* _DATA FOR THIS EXERCISE_:
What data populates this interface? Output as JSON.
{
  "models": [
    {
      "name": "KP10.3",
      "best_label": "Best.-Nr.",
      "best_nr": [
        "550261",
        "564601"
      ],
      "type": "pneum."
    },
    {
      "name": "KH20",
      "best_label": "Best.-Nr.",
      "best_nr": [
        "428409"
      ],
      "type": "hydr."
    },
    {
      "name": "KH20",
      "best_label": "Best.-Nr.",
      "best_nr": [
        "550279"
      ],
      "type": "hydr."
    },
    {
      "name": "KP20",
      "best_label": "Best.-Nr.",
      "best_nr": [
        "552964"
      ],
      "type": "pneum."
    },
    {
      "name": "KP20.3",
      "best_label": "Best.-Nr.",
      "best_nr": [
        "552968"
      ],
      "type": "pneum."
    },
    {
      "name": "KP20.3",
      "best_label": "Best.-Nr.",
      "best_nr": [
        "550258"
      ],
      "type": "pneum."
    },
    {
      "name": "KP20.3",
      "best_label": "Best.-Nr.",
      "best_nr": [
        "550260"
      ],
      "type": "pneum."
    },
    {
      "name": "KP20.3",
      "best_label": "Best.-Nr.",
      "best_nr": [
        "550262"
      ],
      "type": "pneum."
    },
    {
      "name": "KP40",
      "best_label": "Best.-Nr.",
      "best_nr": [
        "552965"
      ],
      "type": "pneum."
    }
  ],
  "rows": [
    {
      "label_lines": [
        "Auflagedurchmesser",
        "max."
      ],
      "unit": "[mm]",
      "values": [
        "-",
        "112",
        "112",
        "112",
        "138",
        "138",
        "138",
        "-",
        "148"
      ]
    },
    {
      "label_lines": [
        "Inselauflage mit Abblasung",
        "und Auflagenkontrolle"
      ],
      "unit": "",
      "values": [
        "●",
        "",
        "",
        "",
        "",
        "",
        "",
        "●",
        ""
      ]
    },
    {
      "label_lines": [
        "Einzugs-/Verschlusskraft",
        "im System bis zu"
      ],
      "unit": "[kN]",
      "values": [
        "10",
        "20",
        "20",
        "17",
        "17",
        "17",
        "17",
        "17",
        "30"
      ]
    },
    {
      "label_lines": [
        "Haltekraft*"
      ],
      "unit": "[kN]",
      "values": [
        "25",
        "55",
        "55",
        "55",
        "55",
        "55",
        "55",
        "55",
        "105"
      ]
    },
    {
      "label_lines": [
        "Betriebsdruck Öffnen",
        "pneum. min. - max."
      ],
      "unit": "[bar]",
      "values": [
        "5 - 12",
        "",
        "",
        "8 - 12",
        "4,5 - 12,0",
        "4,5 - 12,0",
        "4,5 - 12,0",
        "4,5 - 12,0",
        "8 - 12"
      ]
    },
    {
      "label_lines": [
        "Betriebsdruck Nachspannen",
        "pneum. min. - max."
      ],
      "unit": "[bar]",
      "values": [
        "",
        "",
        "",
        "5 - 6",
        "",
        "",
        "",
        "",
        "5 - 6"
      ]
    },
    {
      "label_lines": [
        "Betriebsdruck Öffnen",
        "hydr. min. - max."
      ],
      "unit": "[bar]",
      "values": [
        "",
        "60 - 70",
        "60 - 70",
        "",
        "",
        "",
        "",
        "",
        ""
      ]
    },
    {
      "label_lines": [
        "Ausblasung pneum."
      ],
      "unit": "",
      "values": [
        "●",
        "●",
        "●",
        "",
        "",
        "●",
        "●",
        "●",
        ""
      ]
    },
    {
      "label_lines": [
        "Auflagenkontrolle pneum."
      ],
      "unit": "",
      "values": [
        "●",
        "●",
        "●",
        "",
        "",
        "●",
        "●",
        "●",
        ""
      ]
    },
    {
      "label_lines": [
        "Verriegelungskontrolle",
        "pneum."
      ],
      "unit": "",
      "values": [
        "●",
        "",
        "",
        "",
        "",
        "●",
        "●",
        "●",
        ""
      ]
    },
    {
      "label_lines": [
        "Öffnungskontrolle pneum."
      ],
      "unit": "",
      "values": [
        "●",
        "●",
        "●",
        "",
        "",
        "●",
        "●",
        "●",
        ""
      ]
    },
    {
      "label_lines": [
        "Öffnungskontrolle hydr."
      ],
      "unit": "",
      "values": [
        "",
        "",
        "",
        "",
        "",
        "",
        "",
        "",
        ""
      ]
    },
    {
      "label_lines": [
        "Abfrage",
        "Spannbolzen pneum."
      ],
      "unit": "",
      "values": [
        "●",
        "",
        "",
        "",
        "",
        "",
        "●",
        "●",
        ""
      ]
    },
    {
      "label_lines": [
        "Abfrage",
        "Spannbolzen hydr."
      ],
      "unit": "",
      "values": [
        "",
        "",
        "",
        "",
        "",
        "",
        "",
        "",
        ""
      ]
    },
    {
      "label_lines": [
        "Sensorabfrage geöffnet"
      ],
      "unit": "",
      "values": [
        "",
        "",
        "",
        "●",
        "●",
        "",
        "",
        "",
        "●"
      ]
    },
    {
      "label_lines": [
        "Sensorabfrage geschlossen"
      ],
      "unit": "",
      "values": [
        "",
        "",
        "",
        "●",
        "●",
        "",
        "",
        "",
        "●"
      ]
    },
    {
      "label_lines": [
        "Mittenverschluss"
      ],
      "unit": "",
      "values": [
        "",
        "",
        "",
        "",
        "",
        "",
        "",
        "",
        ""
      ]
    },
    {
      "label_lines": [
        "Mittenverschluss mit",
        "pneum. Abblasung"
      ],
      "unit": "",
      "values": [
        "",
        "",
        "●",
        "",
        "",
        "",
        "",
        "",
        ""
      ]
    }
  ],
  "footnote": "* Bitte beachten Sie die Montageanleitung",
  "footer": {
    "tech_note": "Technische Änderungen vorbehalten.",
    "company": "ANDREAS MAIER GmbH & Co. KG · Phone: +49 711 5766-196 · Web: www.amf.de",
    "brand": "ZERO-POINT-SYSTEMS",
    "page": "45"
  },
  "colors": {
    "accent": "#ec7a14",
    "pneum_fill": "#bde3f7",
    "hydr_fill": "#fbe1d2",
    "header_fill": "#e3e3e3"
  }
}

* _PROBLEM REQUIREMENTS_: Copy every line of the records above that contains "Sensorabfrage".

* _CORRECT RESULT_:
        "Sensorabfrage geöffnet"
        "Sensorabfrage geschlossen"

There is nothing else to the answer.